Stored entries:
··········

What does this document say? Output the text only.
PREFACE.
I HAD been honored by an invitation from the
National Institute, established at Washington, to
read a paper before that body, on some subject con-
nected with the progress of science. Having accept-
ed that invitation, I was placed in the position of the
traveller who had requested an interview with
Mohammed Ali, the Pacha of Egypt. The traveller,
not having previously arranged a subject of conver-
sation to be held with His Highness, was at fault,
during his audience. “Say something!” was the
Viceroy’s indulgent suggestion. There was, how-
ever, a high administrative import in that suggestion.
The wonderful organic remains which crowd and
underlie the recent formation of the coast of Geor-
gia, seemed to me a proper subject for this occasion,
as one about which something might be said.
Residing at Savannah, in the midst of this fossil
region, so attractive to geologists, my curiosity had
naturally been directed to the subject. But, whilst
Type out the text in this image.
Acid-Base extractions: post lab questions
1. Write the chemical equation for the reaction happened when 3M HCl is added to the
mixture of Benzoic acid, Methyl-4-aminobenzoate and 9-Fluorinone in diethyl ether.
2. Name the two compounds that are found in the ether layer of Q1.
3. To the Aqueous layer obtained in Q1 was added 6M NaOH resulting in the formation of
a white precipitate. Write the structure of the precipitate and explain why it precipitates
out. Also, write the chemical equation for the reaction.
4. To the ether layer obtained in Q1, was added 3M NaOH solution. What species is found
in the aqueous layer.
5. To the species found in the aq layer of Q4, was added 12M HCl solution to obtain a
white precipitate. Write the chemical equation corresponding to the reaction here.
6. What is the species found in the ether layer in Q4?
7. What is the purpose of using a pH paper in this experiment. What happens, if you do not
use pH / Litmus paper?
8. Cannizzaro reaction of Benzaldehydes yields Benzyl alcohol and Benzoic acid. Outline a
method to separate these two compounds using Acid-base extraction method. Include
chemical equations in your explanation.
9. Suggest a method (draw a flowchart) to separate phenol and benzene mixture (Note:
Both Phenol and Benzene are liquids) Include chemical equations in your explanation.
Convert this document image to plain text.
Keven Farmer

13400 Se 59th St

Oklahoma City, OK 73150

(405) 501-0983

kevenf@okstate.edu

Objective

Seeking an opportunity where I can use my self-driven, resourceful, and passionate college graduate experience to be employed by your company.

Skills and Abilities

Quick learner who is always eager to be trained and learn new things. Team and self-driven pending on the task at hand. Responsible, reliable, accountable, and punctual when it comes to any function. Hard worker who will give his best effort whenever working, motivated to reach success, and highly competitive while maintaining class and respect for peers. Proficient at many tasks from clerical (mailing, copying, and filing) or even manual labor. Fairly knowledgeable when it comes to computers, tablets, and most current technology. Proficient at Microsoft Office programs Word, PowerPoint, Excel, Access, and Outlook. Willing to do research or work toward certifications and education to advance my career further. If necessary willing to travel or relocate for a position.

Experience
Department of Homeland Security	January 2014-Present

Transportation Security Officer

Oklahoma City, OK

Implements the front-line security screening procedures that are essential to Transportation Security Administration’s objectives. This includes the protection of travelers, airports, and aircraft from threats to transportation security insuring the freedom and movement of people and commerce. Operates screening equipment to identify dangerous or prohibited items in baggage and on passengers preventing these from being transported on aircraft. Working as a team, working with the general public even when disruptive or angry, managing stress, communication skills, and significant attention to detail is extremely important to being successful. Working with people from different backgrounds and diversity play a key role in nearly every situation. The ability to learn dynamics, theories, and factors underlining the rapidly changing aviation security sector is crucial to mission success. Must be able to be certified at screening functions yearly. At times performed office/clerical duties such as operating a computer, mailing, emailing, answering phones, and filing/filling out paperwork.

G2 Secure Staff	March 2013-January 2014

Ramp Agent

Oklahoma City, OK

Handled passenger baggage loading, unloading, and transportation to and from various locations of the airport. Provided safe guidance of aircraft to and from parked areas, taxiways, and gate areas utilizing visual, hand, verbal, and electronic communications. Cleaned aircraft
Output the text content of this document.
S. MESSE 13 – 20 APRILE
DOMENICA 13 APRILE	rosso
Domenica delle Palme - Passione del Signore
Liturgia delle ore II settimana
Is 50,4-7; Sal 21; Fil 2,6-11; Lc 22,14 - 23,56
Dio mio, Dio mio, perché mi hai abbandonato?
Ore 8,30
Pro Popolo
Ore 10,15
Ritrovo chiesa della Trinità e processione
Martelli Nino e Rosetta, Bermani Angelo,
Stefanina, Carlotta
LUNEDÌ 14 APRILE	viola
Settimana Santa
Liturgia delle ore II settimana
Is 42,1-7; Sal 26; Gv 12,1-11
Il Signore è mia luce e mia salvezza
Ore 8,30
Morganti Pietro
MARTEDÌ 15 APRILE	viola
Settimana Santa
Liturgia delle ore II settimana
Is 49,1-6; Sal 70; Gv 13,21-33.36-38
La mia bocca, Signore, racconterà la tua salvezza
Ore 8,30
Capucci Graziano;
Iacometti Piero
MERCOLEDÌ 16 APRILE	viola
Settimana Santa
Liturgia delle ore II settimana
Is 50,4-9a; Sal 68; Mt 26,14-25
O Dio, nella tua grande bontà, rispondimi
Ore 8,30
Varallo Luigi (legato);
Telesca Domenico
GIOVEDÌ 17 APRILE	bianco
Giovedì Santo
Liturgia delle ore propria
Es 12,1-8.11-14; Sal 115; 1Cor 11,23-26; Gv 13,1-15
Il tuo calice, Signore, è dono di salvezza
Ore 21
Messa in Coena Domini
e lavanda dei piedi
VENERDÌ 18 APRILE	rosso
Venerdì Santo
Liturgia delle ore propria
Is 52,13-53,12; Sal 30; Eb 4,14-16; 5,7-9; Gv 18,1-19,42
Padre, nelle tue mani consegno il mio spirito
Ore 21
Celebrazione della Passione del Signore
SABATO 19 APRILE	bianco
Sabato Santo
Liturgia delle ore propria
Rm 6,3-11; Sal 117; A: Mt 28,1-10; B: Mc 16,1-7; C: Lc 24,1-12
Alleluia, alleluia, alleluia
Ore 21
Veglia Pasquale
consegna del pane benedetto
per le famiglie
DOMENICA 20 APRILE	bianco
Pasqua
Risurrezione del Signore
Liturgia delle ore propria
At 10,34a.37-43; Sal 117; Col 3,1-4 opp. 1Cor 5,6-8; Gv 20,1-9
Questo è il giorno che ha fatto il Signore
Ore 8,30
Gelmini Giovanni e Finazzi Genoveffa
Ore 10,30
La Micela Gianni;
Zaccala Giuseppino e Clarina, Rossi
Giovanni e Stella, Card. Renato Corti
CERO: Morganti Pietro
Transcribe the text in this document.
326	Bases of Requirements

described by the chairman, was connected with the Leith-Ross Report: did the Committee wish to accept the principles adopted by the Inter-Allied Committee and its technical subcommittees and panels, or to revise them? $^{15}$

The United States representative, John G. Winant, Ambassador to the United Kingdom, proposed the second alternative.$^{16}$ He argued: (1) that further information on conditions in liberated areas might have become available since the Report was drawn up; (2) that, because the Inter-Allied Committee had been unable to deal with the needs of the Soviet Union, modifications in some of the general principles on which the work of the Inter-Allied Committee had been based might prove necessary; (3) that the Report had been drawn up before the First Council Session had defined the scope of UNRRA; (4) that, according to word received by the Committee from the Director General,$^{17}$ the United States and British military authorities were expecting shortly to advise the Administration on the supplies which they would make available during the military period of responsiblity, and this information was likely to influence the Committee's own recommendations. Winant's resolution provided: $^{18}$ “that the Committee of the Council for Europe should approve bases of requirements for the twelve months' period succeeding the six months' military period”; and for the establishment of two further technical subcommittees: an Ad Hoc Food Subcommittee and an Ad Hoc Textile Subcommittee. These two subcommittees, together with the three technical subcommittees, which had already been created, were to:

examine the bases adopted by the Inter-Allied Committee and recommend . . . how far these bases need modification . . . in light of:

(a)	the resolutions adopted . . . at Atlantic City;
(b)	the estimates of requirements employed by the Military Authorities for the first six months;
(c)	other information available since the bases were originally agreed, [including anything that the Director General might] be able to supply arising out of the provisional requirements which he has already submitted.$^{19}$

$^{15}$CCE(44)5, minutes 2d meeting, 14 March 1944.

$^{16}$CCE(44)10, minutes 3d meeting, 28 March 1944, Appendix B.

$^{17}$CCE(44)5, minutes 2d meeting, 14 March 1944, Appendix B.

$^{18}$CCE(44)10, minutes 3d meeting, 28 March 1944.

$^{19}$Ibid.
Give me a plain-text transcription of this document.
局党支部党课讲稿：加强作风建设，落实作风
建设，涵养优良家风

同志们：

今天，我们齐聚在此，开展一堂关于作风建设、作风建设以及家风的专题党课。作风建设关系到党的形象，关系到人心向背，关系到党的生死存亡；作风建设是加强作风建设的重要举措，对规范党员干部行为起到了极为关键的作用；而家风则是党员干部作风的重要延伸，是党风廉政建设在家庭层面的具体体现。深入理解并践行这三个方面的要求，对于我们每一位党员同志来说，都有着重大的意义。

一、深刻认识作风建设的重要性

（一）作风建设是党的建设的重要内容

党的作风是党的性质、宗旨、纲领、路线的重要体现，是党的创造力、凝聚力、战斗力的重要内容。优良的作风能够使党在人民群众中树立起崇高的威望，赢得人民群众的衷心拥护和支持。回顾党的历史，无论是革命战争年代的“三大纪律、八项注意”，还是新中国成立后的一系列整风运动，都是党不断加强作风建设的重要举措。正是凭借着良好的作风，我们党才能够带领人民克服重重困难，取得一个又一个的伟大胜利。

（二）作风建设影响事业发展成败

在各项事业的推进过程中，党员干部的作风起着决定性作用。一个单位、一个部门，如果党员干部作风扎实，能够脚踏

··········

• GIVEN REQUEST: Pull out every line of the records that includes the string "adopted".

• OUTPUT FOR THIS EXERCISE:
described by the chairman, was connected with the Leith-Ross Report: did the Committee wish to accept the principles adopted by the Inter-Allied Committee and its technical subcommittees and panels, or to revise them? $^{15}$
examine the bases adopted by the Inter-Allied Committee and recommend . . . how far these bases need modification . . . in light of:
(a)	the resolutions adopted . . . at Atlantic City;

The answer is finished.